[Task to carry out]: Give every entry again, word for word and in full.
#### Supplied records ####
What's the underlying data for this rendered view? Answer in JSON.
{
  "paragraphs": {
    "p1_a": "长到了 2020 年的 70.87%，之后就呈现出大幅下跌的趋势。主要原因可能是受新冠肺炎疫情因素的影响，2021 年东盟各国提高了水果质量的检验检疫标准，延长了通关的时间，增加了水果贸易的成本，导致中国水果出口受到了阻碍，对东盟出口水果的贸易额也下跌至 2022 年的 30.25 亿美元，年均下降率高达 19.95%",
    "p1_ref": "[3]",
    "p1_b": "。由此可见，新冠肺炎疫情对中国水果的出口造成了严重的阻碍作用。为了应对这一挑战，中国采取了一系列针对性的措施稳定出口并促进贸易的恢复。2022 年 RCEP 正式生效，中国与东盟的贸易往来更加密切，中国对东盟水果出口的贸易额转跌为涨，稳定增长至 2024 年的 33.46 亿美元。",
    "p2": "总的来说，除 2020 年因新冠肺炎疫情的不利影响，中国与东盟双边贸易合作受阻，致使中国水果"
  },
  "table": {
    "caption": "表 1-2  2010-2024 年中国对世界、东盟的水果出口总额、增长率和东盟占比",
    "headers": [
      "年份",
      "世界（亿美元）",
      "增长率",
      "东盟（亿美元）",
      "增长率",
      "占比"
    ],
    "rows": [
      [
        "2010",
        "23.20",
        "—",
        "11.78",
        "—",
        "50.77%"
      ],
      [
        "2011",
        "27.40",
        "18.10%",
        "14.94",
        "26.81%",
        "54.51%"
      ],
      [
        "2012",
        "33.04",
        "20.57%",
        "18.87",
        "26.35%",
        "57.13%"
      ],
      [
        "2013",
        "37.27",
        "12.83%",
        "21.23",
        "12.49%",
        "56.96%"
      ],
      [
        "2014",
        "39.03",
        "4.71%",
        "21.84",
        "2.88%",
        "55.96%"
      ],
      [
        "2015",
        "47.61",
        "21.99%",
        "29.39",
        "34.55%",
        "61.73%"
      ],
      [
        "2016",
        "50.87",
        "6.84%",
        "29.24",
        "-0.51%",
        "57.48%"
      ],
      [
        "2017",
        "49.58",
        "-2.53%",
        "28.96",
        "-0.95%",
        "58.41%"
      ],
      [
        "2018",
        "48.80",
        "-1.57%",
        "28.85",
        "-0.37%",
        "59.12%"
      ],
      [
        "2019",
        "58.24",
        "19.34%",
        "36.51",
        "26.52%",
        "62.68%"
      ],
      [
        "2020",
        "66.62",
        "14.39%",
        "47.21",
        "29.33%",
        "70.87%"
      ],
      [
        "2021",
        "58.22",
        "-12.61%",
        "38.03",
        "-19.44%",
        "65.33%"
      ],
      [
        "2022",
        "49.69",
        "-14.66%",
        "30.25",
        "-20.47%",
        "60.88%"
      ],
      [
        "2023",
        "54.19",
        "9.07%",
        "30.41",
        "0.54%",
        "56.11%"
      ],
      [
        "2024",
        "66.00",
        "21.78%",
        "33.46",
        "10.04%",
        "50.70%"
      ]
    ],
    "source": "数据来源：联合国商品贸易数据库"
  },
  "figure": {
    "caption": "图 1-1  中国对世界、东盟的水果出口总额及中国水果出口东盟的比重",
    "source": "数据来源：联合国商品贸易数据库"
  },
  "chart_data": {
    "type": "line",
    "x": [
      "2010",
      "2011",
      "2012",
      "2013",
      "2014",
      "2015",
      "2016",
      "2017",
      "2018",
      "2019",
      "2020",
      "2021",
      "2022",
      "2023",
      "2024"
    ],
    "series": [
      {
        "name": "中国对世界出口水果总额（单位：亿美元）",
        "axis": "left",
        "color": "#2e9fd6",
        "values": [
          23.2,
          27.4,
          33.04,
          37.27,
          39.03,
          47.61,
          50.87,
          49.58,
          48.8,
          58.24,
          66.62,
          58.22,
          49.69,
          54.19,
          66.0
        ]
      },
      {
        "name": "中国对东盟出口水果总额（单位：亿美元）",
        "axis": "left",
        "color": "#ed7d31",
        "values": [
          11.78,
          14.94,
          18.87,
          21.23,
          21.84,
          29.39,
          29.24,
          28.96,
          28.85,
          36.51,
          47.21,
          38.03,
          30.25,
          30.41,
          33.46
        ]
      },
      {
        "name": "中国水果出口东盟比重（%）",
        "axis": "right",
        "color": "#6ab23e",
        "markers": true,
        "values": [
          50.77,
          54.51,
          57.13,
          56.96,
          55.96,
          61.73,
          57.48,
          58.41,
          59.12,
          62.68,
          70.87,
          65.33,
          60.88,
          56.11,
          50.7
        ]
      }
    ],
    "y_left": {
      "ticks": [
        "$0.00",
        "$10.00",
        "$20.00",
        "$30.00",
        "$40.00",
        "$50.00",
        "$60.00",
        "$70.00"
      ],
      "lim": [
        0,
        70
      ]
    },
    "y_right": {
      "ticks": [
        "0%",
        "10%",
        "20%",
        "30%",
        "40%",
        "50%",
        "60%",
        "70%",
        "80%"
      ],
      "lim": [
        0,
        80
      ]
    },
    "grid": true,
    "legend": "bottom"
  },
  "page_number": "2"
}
####
[Right answer]:
What's the underlying data for this rendered view? Answer in JSON.
{
  "paragraphs": {
    "p1_a": "长到了 2020 年的 70.87%，之后就呈现出大幅下跌的趋势。主要原因可能是受新冠肺炎疫情因素的影响，2021 年东盟各国提高了水果质量的检验检疫标准，延长了通关的时间，增加了水果贸易的成本，导致中国水果出口受到了阻碍，对东盟出口水果的贸易额也下跌至 2022 年的 30.25 亿美元，年均下降率高达 19.95%",
    "p1_ref": "[3]",
    "p1_b": "。由此可见，新冠肺炎疫情对中国水果的出口造成了严重的阻碍作用。为了应对这一挑战，中国采取了一系列针对性的措施稳定出口并促进贸易的恢复。2022 年 RCEP 正式生效，中国与东盟的贸易往来更加密切，中国对东盟水果出口的贸易额转跌为涨，稳定增长至 2024 年的 33.46 亿美元。",
    "p2": "总的来说，除 2020 年因新冠肺炎疫情的不利影响，中国与东盟双边贸易合作受阻，致使中国水果"
  },
  "table": {
    "caption": "表 1-2  2010-2024 年中国对世界、东盟的水果出口总额、增长率和东盟占比",
    "headers": [
      "年份",
      "世界（亿美元）",
      "增长率",
      "东盟（亿美元）",
      "增长率",
      "占比"
    ],
    "rows": [
      [
        "2010",
        "23.20",
        "—",
        "11.78",
        "—",
        "50.77%"
      ],
      [
        "2011",
        "27.40",
        "18.10%",
        "14.94",
        "26.81%",
        "54.51%"
      ],
      [
        "2012",
        "33.04",
        "20.57%",
        "18.87",
        "26.35%",
        "57.13%"
      ],
      [
        "2013",
        "37.27",
        "12.83%",
        "21.23",
        "12.49%",
        "56.96%"
      ],
      [
        "2014",
        "39.03",
        "4.71%",
        "21.84",
        "2.88%",
        "55.96%"
      ],
      [
        "2015",
        "47.61",
        "21.99%",
        "29.39",
        "34.55%",
        "61.73%"
      ],
      [
        "2016",
        "50.87",
        "6.84%",
        "29.24",
        "-0.51%",
        "57.48%"
      ],
      [
        "2017",
        "49.58",
        "-2.53%",
        "28.96",
        "-0.95%",
        "58.41%"
      ],
      [
        "2018",
        "48.80",
        "-1.57%",
        "28.85",
        "-0.37%",
        "59.12%"
      ],
      [
        "2019",
        "58.24",
        "19.34%",
        "36.51",
        "26.52%",
        "62.68%"
      ],
      [
        "2020",
        "66.62",
        "14.39%",
        "47.21",
        "29.33%",
        "70.87%"
      ],
      [
        "2021",
        "58.22",
        "-12.61%",
        "38.03",
        "-19.44%",
        "65.33%"
      ],
      [
        "2022",
        "49.69",
        "-14.66%",
        "30.25",
        "-20.47%",
        "60.88%"
      ],
      [
        "2023",
        "54.19",
        "9.07%",
        "30.41",
        "0.54%",
        "56.11%"
      ],
      [
        "2024",
        "66.00",
        "21.78%",
        "33.46",
        "10.04%",
        "50.70%"
      ]
    ],
    "source": "数据来源：联合国商品贸易数据库"
  },
  "figure": {
    "caption": "图 1-1  中国对世界、东盟的水果出口总额及中国水果出口东盟的比重",
    "source": "数据来源：联合国商品贸易数据库"
  },
  "chart_data": {
    "type": "line",
    "x": [
      "2010",
      "2011",
      "2012",
      "2013",
      "2014",
      "2015",
      "2016",
      "2017",
      "2018",
      "2019",
      "2020",
      "2021",
      "2022",
      "2023",
      "2024"
    ],
    "series": [
      {
        "name": "中国对世界出口水果总额（单位：亿美元）",
        "axis": "left",
        "color": "#2e9fd6",
        "values": [
          23.2,
          27.4,
          33.04,
          37.27,
          39.03,
          47.61,
          50.87,
          49.58,
          48.8,
          58.24,
          66.62,
          58.22,
          49.69,
          54.19,
          66.0
        ]
      },
      {
        "name": "中国对东盟出口水果总额（单位：亿美元）",
        "axis": "left",
        "color": "#ed7d31",
        "values": [
          11.78,
          14.94,
          18.87,
          21.23,
          21.84,
          29.39,
          29.24,
          28.96,
          28.85,
          36.51,
          47.21,
          38.03,
          30.25,
          30.41,
          33.46
        ]
      },
      {
        "name": "中国水果出口东盟比重（%）",
        "axis": "right",
        "color": "#6ab23e",
        "markers": true,
        "values": [
          50.77,
          54.51,
          57.13,
          56.96,
          55.96,
          61.73,
          57.48,
          58.41,
          59.12,
          62.68,
          70.87,
          65.33,
          60.88,
          56.11,
          50.7
        ]
      }
    ],
    "y_left": {
      "ticks": [
        "$0.00",
        "$10.00",
        "$20.00",
        "$30.00",
        "$40.00",
        "$50.00",
        "$60.00",
        "$70.00"
      ],
      "lim": [
        0,
        70
      ]
    },
    "y_right": {
      "ticks": [
        "0%",
        "10%",
        "20%",
        "30%",
        "40%",
        "50%",
        "60%",
        "70%",
        "80%"
      ],
      "lim": [
        0,
        80
      ]
    },
    "grid": true,
    "legend": "bottom"
  },
  "page_number": "2"
}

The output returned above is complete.